_Work instructions_
Search the listing for "alcolici" and copy every line where it appears.

_Source material_

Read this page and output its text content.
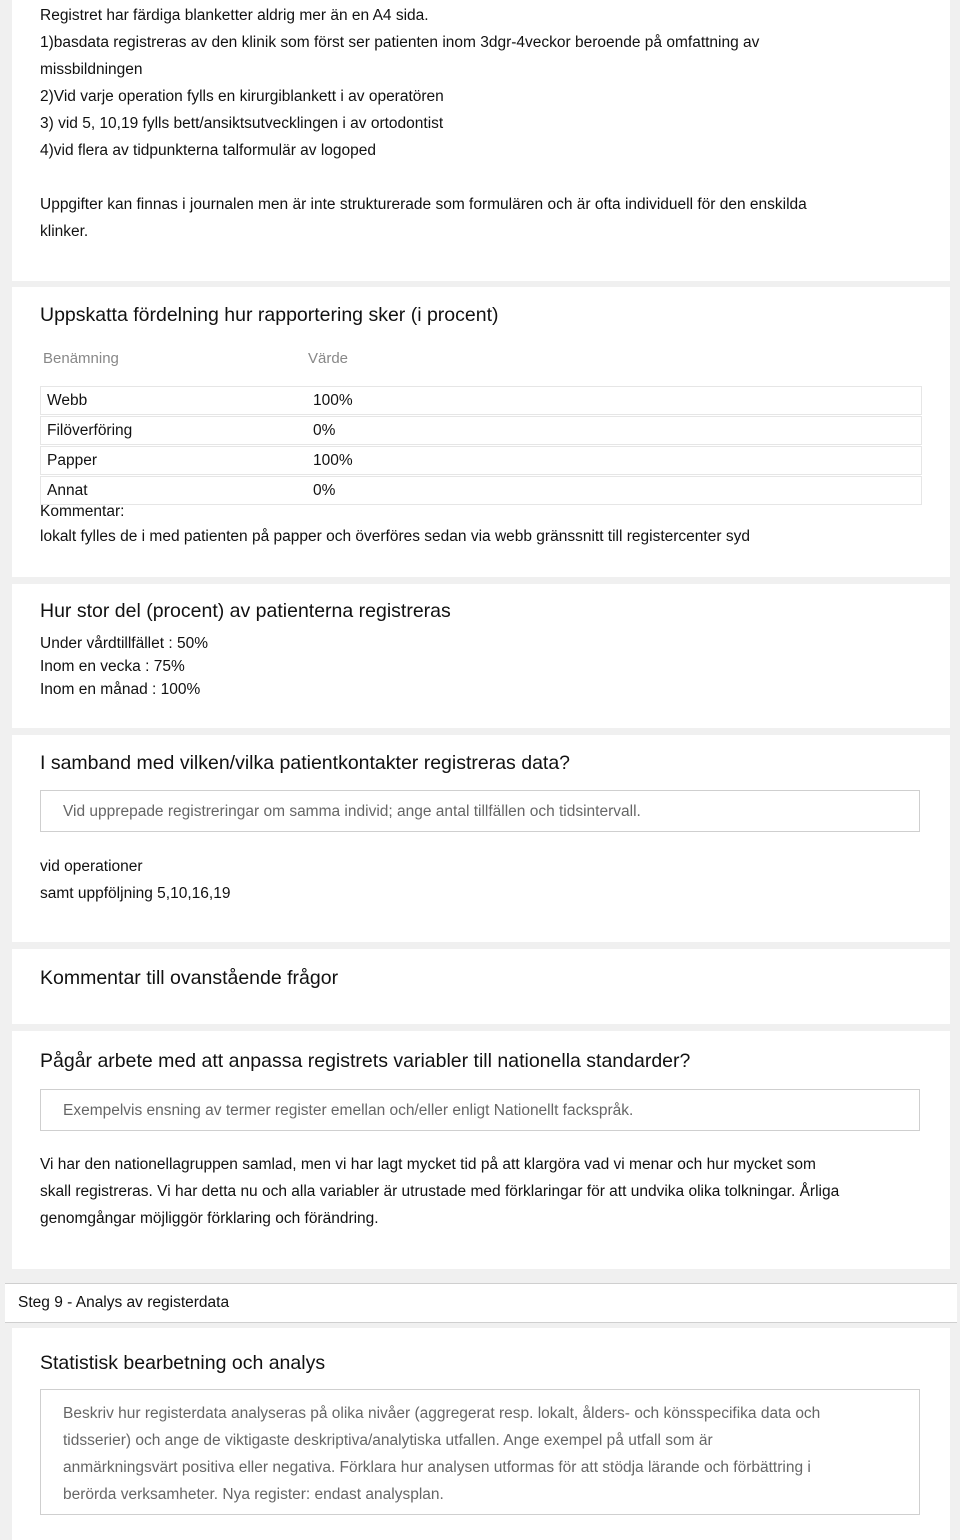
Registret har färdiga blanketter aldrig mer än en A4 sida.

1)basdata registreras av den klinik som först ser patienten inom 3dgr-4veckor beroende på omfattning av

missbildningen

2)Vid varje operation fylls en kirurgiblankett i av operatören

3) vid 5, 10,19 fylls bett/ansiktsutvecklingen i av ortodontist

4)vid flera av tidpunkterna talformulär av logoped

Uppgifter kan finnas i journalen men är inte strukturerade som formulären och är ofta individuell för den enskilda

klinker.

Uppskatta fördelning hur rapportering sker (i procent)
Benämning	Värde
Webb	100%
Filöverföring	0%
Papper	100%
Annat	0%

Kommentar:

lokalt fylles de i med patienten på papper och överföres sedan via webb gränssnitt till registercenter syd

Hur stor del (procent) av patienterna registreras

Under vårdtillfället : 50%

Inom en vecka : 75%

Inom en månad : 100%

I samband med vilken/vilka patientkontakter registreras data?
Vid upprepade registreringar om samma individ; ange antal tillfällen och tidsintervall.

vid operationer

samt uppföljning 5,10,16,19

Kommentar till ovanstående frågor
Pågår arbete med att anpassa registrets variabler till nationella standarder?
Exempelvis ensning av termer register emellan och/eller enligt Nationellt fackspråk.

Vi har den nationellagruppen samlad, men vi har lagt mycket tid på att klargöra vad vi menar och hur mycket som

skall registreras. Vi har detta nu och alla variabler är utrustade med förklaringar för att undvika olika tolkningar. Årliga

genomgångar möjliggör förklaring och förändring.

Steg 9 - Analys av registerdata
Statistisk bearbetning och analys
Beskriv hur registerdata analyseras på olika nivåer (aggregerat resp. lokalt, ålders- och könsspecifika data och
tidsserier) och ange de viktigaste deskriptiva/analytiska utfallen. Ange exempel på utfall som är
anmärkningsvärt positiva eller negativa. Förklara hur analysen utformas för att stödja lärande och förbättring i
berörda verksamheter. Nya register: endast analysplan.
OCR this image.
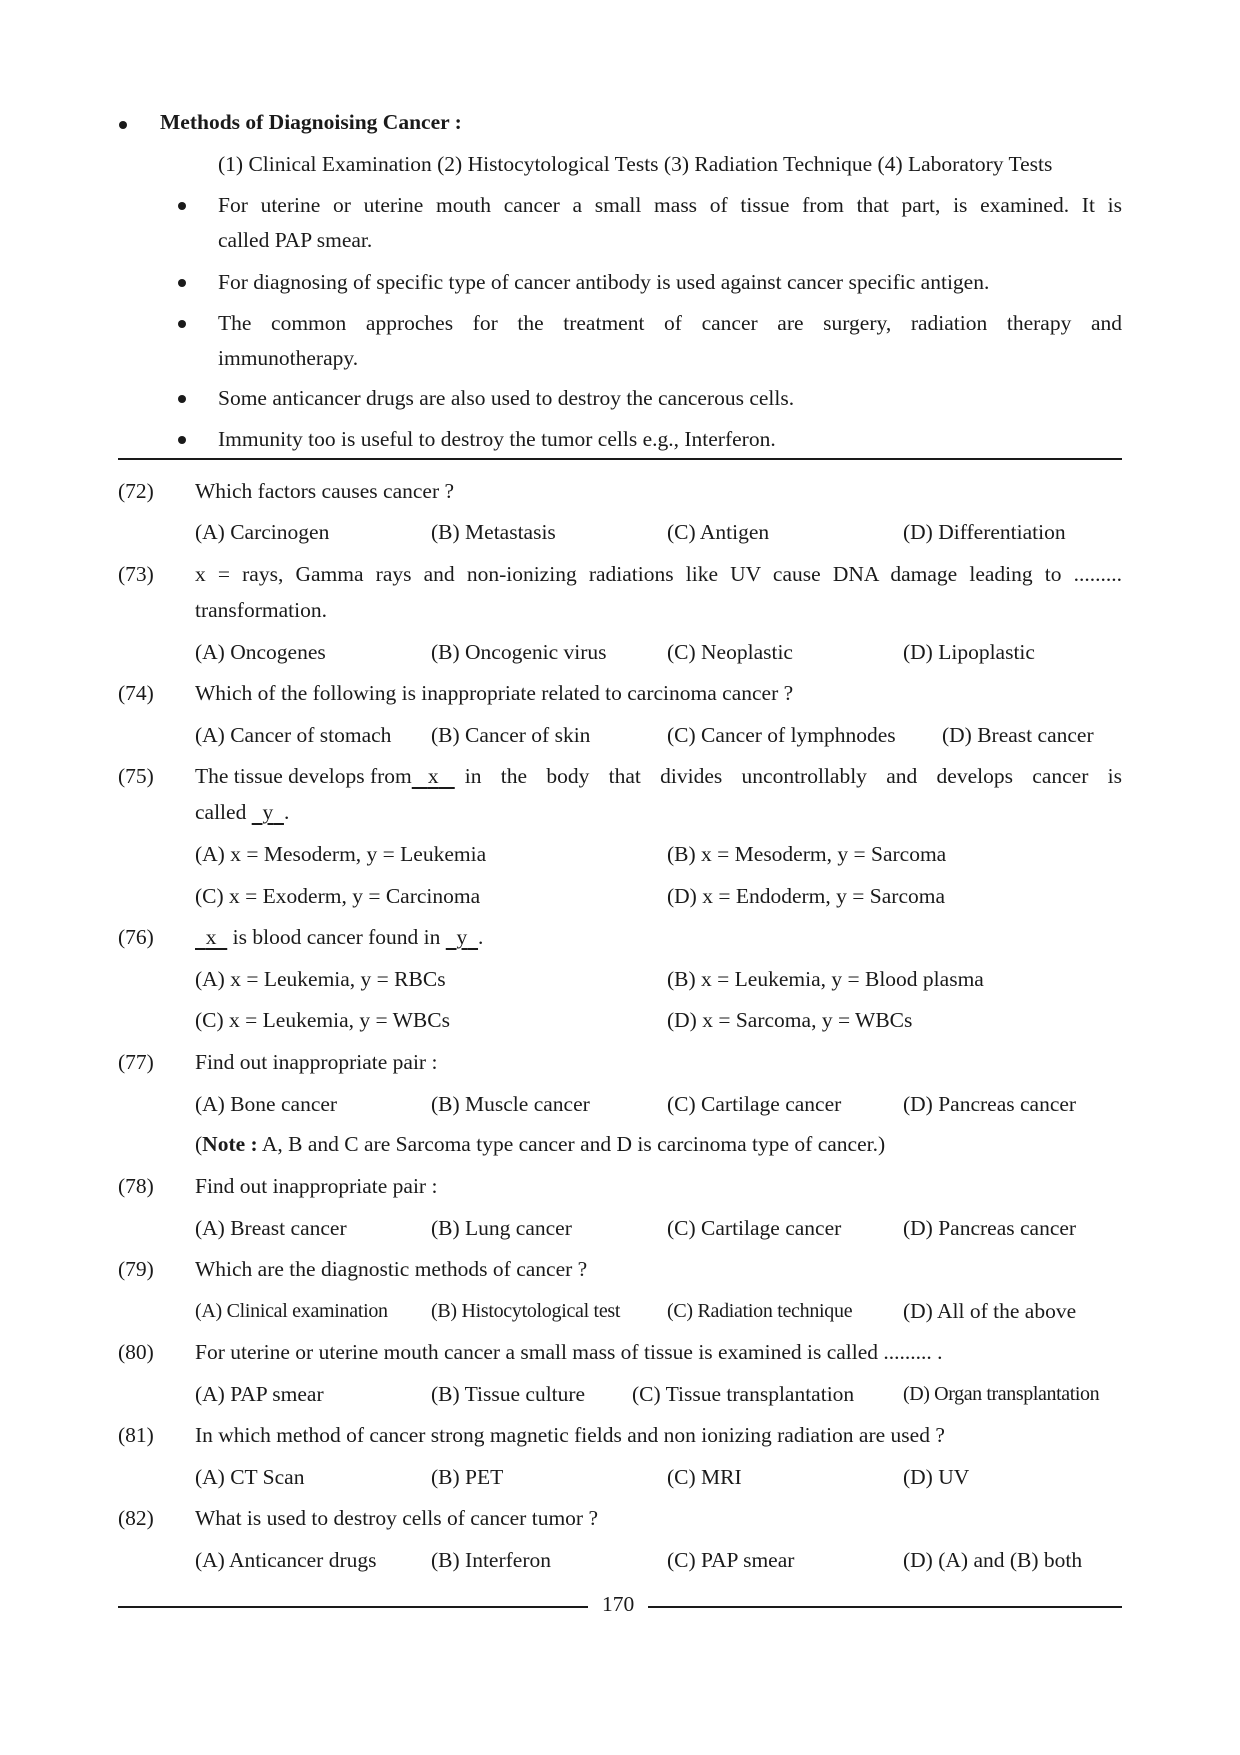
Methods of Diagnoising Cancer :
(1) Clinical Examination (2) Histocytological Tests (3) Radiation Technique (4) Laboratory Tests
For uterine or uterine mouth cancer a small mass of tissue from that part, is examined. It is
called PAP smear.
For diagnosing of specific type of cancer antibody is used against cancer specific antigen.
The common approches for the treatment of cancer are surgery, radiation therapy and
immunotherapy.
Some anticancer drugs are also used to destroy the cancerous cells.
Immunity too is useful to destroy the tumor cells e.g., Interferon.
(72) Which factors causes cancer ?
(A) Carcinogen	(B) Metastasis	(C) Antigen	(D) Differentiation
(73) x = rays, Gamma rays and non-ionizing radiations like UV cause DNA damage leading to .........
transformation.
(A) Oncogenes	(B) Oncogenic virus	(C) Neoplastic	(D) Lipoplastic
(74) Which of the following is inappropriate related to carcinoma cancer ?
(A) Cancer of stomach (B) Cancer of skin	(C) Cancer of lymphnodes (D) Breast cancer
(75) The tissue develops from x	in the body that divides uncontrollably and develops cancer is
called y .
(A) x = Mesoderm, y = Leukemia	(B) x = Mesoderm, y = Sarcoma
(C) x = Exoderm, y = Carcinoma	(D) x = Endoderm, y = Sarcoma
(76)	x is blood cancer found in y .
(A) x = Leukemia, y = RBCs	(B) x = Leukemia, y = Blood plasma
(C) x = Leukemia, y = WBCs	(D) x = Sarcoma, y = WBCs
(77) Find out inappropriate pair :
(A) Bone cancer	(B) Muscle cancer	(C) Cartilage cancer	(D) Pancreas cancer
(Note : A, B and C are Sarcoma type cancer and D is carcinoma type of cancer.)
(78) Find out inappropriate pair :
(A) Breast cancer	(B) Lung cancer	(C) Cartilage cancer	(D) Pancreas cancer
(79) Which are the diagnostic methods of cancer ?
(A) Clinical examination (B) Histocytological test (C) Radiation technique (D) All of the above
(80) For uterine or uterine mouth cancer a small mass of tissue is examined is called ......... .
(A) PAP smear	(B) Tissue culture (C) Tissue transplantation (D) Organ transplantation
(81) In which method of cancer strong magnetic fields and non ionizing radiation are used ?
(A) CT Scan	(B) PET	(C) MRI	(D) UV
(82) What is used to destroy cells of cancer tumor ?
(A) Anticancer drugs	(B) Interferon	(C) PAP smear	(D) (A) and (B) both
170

---

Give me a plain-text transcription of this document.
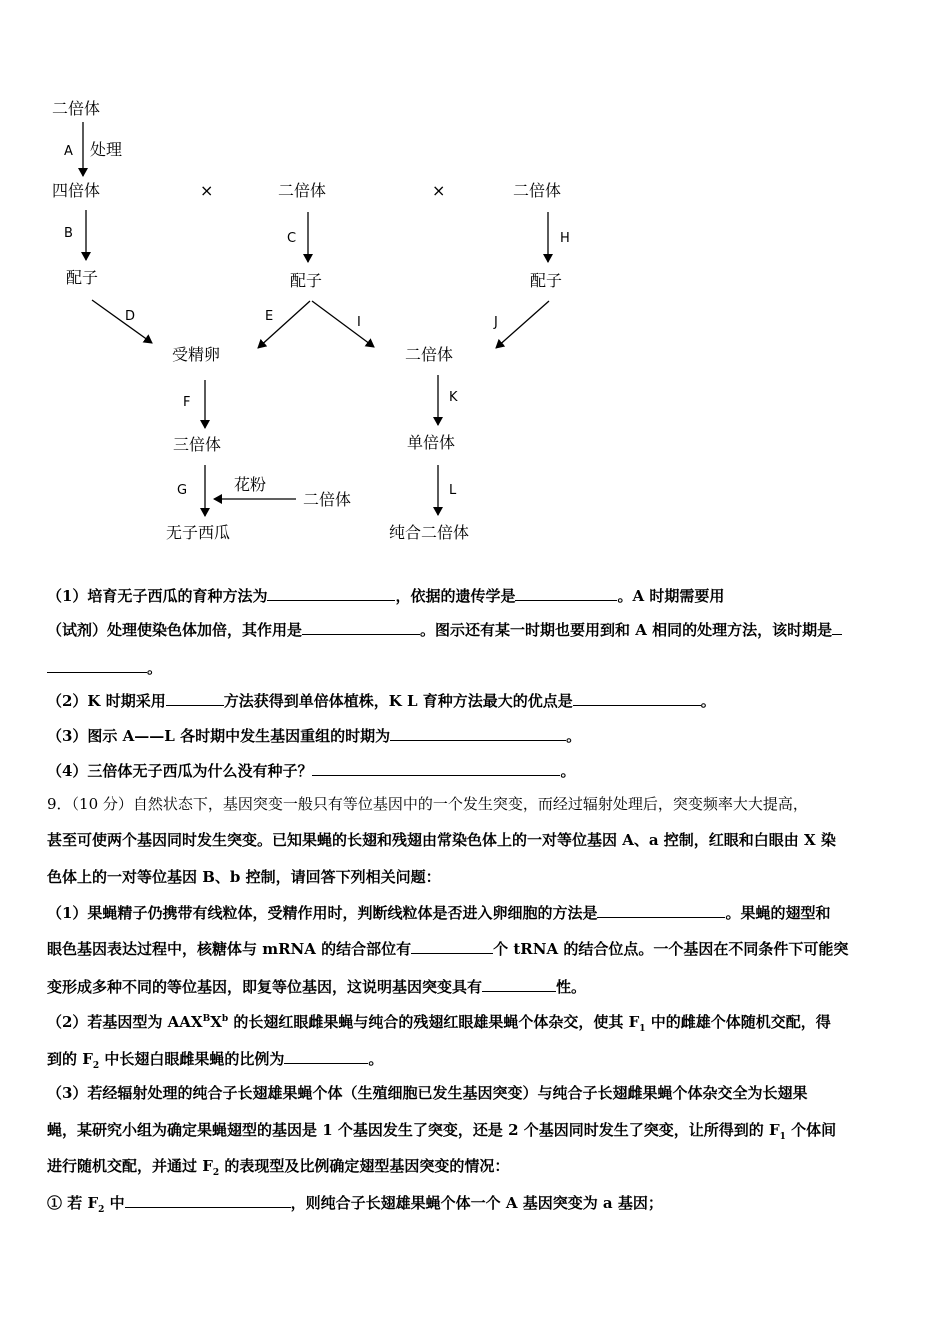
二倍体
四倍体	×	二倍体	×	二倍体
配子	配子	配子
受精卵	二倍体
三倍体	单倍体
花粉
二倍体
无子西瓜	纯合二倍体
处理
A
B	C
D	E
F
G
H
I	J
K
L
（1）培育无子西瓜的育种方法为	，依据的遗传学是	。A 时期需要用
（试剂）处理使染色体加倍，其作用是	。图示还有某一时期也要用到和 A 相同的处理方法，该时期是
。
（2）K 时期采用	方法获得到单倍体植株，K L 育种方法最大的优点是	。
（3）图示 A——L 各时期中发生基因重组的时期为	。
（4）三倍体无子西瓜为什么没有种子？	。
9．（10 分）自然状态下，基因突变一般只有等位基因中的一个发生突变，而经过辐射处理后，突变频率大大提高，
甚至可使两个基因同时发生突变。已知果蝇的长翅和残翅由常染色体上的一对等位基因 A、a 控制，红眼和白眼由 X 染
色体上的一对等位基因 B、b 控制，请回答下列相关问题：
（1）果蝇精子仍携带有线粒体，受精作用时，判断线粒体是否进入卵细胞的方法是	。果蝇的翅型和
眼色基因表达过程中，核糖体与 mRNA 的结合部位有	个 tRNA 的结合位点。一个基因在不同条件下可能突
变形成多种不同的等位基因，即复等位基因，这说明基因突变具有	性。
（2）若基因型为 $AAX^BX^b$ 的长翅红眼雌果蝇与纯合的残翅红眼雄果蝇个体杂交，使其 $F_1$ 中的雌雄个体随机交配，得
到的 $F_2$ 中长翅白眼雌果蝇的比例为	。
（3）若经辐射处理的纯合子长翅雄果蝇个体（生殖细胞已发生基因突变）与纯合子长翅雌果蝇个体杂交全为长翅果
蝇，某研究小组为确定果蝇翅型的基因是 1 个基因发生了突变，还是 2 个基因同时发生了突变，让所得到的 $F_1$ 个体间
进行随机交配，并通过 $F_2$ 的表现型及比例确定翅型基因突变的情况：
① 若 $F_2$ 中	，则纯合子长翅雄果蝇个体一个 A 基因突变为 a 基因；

* * *

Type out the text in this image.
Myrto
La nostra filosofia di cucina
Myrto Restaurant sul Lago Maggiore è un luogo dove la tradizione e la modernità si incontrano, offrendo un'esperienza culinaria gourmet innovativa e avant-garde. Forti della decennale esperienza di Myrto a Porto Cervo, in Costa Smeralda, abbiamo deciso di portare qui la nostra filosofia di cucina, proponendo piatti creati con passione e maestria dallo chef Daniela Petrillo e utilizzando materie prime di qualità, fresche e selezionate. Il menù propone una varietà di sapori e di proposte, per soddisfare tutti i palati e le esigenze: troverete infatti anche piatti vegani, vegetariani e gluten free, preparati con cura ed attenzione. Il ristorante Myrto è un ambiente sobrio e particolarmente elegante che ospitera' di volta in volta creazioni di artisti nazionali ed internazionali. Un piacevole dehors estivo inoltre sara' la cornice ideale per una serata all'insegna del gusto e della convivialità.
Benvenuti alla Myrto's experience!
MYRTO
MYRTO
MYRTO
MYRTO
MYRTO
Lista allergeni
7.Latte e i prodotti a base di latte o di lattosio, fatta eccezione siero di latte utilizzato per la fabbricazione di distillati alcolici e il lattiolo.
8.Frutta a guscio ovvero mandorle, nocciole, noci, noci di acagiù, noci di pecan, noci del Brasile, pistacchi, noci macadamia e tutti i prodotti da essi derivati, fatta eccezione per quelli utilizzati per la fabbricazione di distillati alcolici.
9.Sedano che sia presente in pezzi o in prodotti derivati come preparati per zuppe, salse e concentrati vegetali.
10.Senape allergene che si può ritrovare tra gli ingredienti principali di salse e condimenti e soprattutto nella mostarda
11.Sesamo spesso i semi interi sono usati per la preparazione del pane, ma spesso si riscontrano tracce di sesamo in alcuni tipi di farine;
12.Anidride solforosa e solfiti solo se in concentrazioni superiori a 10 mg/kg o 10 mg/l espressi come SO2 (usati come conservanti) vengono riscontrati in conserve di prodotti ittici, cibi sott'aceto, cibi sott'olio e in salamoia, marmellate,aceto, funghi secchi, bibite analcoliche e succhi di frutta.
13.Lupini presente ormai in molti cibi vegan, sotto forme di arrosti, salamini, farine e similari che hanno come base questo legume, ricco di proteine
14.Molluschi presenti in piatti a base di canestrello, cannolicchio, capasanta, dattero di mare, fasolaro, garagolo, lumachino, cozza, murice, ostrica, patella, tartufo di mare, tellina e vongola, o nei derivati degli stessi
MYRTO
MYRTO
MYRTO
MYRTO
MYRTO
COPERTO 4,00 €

_Reply_
7.Latte e i prodotti a base di latte o di lattosio, fatta eccezione siero di latte utilizzato per la fabbricazione di distillati alcolici e il lattiolo.
8.Frutta a guscio ovvero mandorle, nocciole, noci, noci di acagiù, noci di pecan, noci del Brasile, pistacchi, noci macadamia e tutti i prodotti da essi derivati, fatta eccezione per quelli utilizzati per la fabbricazione di distillati alcolici.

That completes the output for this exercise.